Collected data
..........

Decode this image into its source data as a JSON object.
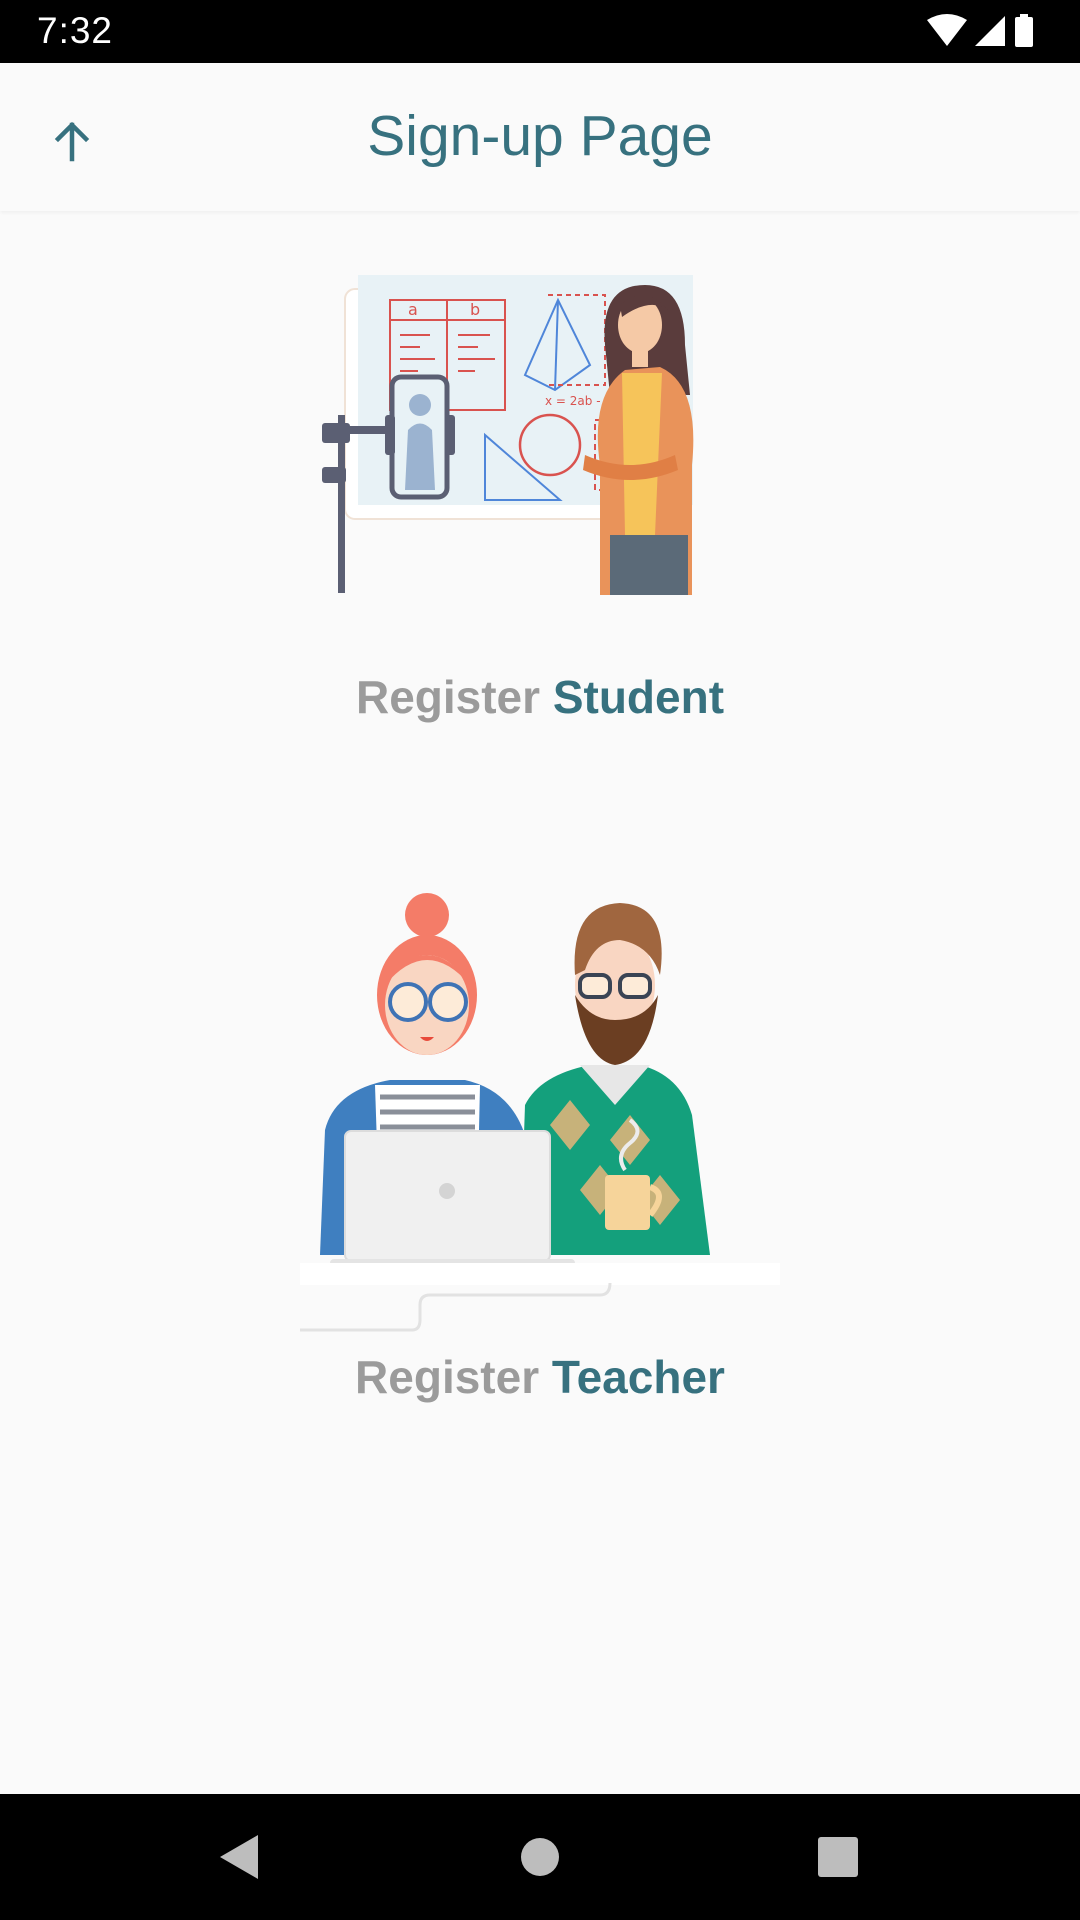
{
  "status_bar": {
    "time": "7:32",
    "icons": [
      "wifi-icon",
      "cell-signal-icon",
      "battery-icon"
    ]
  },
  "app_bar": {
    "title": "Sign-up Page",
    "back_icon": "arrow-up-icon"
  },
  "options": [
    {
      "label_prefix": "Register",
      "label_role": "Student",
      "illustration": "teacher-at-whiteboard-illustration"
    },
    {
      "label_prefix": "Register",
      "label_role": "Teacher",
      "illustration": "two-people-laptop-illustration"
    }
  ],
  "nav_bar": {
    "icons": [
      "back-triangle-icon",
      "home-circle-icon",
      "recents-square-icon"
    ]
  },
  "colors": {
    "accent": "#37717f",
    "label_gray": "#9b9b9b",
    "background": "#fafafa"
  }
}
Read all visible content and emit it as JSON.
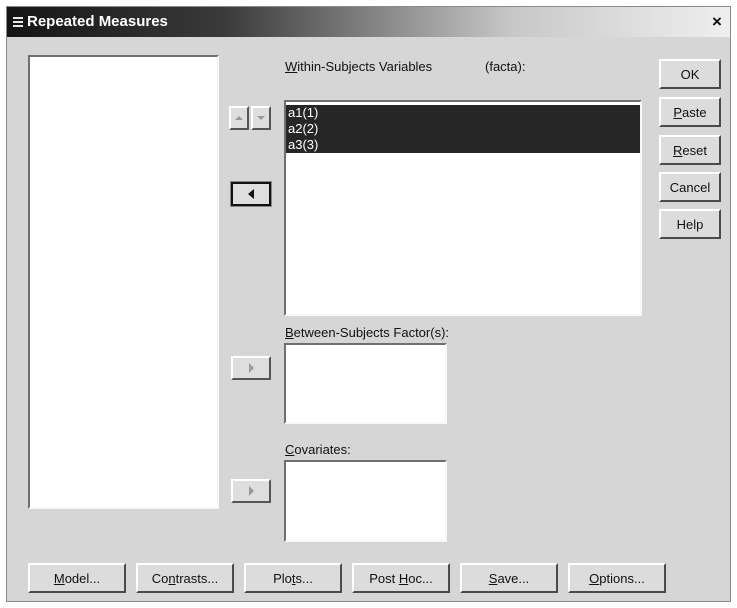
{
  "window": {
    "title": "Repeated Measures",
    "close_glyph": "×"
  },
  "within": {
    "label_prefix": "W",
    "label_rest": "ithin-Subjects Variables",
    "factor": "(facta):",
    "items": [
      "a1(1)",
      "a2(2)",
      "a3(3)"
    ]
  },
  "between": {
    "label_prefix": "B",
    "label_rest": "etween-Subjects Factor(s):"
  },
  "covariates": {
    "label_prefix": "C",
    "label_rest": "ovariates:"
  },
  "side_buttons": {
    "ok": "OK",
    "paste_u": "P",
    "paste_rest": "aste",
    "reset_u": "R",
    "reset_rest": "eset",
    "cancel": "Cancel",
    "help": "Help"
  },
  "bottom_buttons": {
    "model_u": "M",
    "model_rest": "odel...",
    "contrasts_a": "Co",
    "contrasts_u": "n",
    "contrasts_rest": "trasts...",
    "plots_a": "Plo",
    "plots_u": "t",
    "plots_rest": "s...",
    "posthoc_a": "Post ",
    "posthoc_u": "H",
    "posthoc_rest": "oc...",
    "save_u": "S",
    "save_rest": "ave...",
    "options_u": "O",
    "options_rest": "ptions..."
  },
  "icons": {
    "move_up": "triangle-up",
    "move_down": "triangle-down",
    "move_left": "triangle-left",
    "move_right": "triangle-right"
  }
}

..........

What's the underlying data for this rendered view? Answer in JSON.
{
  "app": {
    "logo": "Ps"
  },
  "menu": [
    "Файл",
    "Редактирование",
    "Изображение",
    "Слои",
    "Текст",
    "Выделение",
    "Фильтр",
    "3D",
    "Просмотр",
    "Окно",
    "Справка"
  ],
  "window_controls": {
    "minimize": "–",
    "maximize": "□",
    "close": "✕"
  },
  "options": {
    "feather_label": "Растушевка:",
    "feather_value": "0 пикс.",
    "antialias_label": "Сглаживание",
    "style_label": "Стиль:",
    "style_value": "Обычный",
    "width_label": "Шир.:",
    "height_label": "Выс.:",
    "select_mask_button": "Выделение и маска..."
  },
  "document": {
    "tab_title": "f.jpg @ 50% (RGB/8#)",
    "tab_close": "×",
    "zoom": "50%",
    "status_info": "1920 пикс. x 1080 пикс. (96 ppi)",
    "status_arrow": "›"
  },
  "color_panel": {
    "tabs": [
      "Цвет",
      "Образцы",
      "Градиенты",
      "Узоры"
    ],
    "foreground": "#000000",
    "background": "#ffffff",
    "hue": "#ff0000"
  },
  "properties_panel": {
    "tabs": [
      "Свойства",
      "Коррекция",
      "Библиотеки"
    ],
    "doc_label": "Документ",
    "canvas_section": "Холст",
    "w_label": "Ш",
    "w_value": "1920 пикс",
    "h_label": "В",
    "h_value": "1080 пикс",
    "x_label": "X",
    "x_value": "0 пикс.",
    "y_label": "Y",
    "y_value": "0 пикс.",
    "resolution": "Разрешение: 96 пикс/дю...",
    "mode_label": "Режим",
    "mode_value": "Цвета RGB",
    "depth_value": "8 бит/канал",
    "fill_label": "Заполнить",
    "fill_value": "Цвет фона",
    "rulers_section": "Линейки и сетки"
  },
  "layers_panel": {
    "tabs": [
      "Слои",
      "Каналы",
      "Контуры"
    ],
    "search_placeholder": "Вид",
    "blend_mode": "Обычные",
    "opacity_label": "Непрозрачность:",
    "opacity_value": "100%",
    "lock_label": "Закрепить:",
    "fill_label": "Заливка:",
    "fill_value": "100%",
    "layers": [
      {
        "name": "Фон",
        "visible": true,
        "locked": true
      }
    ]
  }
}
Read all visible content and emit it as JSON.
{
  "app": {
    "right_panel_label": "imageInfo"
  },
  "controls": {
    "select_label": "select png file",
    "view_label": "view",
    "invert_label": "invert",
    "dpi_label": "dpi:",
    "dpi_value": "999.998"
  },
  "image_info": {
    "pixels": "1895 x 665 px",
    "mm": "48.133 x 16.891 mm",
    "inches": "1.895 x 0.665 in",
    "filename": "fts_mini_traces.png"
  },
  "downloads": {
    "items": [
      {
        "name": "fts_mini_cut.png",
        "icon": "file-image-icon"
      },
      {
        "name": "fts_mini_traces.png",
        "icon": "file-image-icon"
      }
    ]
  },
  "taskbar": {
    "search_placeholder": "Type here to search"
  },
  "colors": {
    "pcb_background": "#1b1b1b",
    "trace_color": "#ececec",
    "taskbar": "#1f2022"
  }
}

..........

Out of the material above, gather each line where "this" appears.

Decode this image into its source data as a JSON object.
What's the underlying data for this rendered view? Answer in JSON.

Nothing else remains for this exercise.